Stored items:
______________________________

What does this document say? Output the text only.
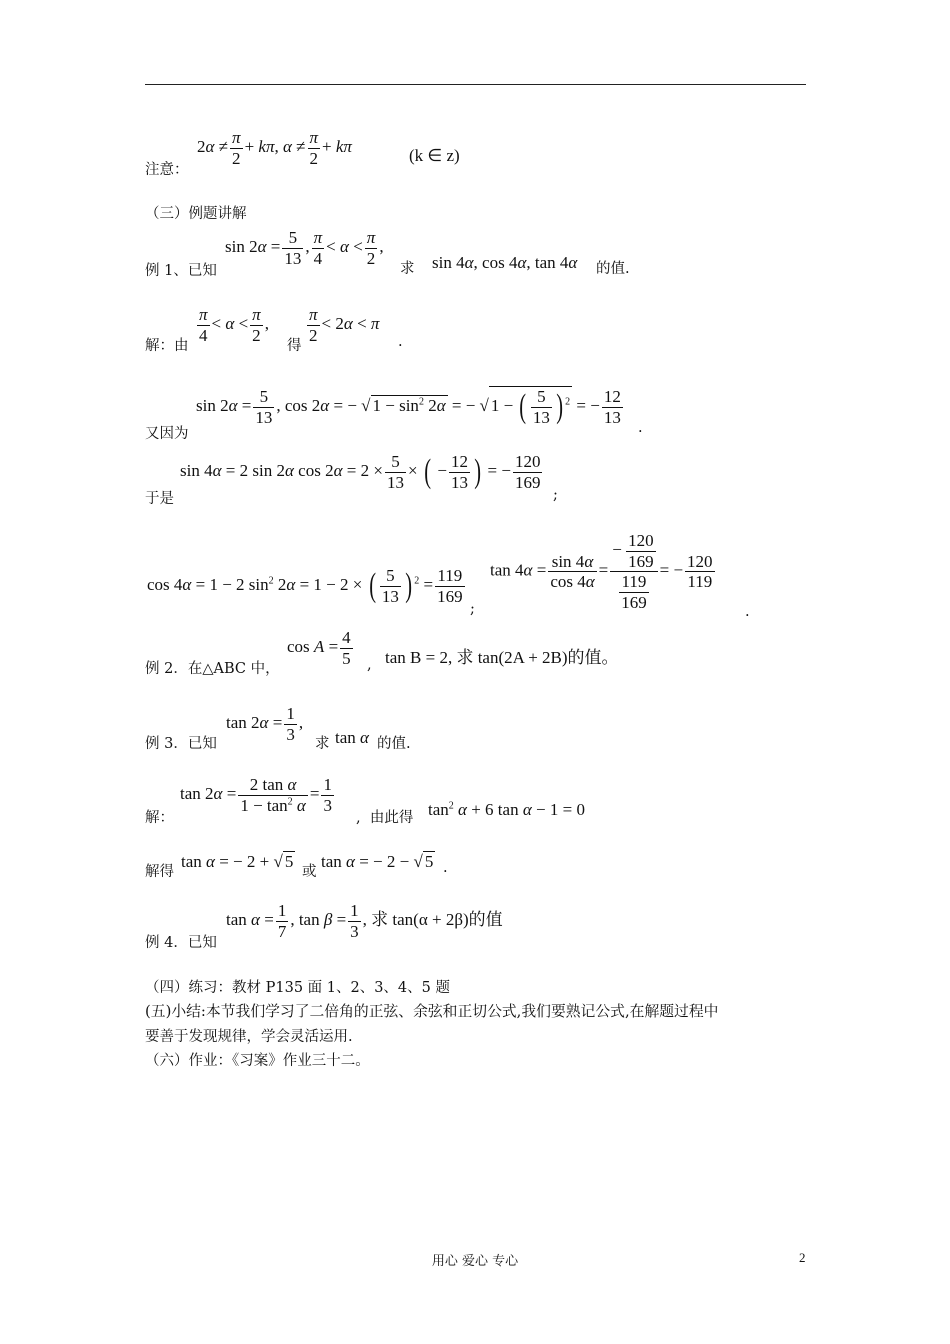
$2\alpha \ne \frac{\pi}{2} + k\pi$, $\alpha \ne \frac{\pi}{2} + k\pi$	(k ∈ z)
注意：
（三）例题讲解
$\sin 2\alpha = \frac{5}{13}$ , $\frac{\pi}{4} < \alpha < \frac{\pi}{2}$ ,
例 1、已知	求 sin 4α, cos 4α, tan 4α 的值.
$\frac{\pi}{4} < \alpha < \frac{\pi}{2}$ ,
解：由	得
$\frac{\pi}{2} < 2\alpha < \pi$
.
$\sin 2\alpha = \frac{5}{13}$ , cos 2α = − √ $1 - \sin^2 2\alpha$ = − √ 1 − ( $\frac{5}{13}$ ) $^2$ = − $\frac{12}{13}$
又因为	.
sin 4α = 2 sin 2α $\cos 2\alpha = 2 \times \frac{5}{13}$ × ( − $\frac{12}{13}$ ) = − $\frac{120}{169}$
于是	;
cos 4α = 1 − 2 $\sin^2 2\alpha = 1 - 2$ × ( $\frac{5}{13}$ ) $^2 = \frac{119}{169}$
;
$\tan 4\alpha = \frac{\sin 4\alpha}{\cos 4\alpha} = \frac{- \frac{120}{169}}{\frac{119}{169}}$ = − $\frac{120}{119}$
.
例 2．在△ABC 中，
$\cos A = \frac{4}{5}$ , tan B = 2, 求 tan(2A + 2B)的值。
$\tan 2\alpha = \frac{1}{3}$ ,
例 3．已知	求 tan α 的值.
$\tan 2\alpha = \frac{\text{2 tan α}}{1 - \tan^2 \alpha} = \frac{1}{3}$
解：	,  由此得 $\tan^2 \alpha + 6$ tan α − 1 = 0
解得
tan α = − 2 + √ 5
或
tan α = − 2 − √ 5 .
$\tan \alpha = \frac{1}{7}$ , $\tan \beta = \frac{1}{3}$ , 求 tan(α + 2β)的值
例 4．已知
（四）练习：教材 P135 面 1、2、3、4、5 题
(五)小结:本节我们学习了二倍角的正弦、余弦和正切公式,我们要熟记公式,在解题过程中
要善于发现规律，学会灵活运用.
（六）作业：《习案》作业三十二。
用心 爱心 专心	2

______________________________

From the listing, tally every line with the word "text" in it and give only the tally.

2